* _Exercise aim_: Only lines with the string "ylabel" are wanted. Pull them out of the data.

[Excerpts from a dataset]
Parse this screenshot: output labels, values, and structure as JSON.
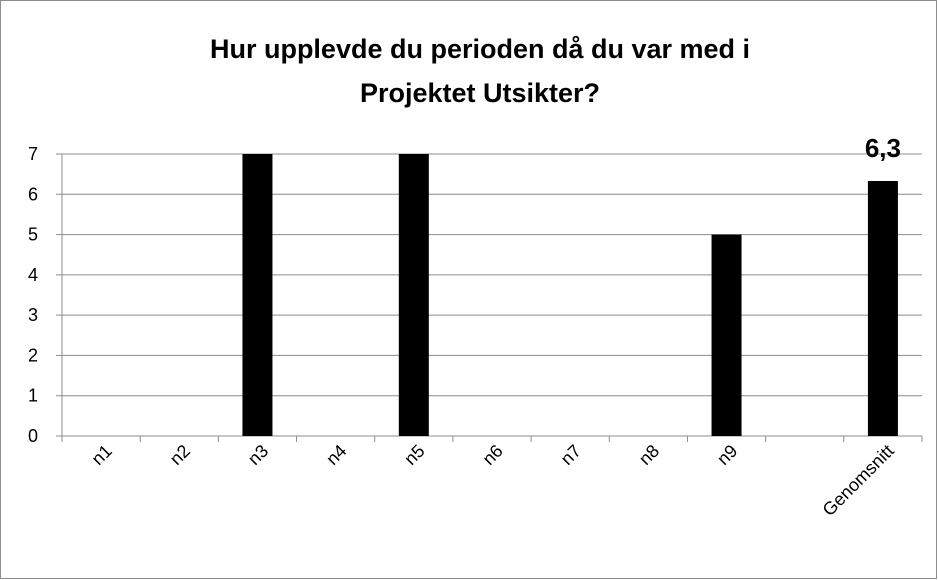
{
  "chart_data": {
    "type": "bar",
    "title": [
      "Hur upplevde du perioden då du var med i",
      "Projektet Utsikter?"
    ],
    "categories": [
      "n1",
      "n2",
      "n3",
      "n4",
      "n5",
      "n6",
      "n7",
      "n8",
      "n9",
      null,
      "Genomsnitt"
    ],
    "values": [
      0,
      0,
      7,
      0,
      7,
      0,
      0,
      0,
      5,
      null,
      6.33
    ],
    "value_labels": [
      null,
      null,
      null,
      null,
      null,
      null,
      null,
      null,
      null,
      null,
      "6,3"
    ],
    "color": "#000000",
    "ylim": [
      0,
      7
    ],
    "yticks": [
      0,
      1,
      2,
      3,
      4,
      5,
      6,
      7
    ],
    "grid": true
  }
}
---
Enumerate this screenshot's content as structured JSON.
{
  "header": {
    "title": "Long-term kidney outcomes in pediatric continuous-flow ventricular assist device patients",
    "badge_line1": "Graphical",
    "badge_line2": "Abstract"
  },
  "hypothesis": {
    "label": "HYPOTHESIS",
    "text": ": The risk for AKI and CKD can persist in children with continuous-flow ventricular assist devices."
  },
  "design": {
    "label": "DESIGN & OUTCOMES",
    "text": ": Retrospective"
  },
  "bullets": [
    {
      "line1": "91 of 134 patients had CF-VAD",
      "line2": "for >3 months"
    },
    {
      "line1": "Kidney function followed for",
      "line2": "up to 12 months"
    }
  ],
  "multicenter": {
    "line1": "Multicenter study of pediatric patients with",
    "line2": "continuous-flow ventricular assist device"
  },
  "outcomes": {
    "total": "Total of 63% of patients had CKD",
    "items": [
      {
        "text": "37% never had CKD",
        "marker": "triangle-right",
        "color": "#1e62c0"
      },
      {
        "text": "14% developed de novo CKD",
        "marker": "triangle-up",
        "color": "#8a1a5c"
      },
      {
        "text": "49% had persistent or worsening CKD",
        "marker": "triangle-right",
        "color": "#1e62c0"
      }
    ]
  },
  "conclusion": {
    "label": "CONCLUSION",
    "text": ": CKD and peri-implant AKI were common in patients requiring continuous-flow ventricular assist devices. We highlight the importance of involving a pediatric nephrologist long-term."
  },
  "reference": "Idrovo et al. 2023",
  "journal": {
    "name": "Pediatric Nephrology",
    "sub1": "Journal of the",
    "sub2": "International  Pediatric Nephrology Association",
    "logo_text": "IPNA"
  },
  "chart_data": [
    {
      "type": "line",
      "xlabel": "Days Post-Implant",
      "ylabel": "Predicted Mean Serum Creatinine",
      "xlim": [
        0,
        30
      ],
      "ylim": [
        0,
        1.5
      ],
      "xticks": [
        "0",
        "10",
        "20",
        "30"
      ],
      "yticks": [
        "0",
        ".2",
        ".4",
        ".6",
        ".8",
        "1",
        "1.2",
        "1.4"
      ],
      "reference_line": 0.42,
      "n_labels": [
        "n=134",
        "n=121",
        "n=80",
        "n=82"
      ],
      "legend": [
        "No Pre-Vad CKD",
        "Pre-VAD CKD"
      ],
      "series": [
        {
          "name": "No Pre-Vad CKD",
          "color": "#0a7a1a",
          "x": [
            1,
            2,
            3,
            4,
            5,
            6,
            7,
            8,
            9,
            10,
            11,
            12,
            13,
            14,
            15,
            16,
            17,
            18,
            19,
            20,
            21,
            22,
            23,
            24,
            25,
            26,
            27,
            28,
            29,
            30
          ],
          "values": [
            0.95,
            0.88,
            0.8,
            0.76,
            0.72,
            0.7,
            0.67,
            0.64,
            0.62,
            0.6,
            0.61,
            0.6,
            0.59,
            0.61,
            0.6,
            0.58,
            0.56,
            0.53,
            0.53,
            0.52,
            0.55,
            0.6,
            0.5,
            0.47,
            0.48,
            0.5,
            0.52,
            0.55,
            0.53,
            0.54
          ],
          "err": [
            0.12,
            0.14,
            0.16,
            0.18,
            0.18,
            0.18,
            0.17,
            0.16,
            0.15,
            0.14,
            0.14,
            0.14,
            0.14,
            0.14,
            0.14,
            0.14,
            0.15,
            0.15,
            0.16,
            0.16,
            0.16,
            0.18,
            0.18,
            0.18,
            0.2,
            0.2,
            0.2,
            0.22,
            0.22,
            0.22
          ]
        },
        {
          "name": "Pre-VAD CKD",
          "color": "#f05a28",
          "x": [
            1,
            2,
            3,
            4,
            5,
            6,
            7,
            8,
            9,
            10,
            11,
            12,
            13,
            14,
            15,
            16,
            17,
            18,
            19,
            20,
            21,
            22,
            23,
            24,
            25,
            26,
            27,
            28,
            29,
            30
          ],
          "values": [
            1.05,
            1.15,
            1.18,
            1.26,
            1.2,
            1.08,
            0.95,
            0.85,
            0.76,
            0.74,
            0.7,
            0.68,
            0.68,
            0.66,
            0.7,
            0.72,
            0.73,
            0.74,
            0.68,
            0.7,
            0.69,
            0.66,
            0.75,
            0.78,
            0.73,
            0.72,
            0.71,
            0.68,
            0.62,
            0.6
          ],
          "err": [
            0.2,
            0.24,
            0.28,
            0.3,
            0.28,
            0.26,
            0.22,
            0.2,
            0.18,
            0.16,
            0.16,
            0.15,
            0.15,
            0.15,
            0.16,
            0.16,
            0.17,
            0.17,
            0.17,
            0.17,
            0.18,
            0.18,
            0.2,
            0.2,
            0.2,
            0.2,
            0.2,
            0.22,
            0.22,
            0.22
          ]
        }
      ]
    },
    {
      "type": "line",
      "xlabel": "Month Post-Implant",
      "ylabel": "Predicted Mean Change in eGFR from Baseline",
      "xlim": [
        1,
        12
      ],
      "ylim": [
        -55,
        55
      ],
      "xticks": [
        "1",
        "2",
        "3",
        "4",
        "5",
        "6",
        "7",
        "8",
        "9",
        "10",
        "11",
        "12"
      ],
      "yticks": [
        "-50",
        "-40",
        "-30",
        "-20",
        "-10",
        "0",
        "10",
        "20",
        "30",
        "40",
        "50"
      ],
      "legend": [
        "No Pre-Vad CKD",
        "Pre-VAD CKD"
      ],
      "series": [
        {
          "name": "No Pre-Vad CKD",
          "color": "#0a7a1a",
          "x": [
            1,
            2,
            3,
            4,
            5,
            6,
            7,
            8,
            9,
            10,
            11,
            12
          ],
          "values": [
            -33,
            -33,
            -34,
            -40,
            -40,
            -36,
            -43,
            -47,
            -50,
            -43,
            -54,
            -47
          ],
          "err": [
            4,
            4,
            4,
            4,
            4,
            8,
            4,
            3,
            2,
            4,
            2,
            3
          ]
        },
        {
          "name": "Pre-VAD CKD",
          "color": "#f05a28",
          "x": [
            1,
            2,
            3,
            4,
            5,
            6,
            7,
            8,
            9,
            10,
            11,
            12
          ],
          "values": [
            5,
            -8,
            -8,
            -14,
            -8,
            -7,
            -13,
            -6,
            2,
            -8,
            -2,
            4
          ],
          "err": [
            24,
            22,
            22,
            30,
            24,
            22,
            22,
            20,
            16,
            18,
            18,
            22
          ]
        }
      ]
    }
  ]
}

* _Written solution_:
      "ylabel": "Predicted Mean Serum Creatinine",
      "ylabel": "Predicted Mean Change in eGFR from Baseline",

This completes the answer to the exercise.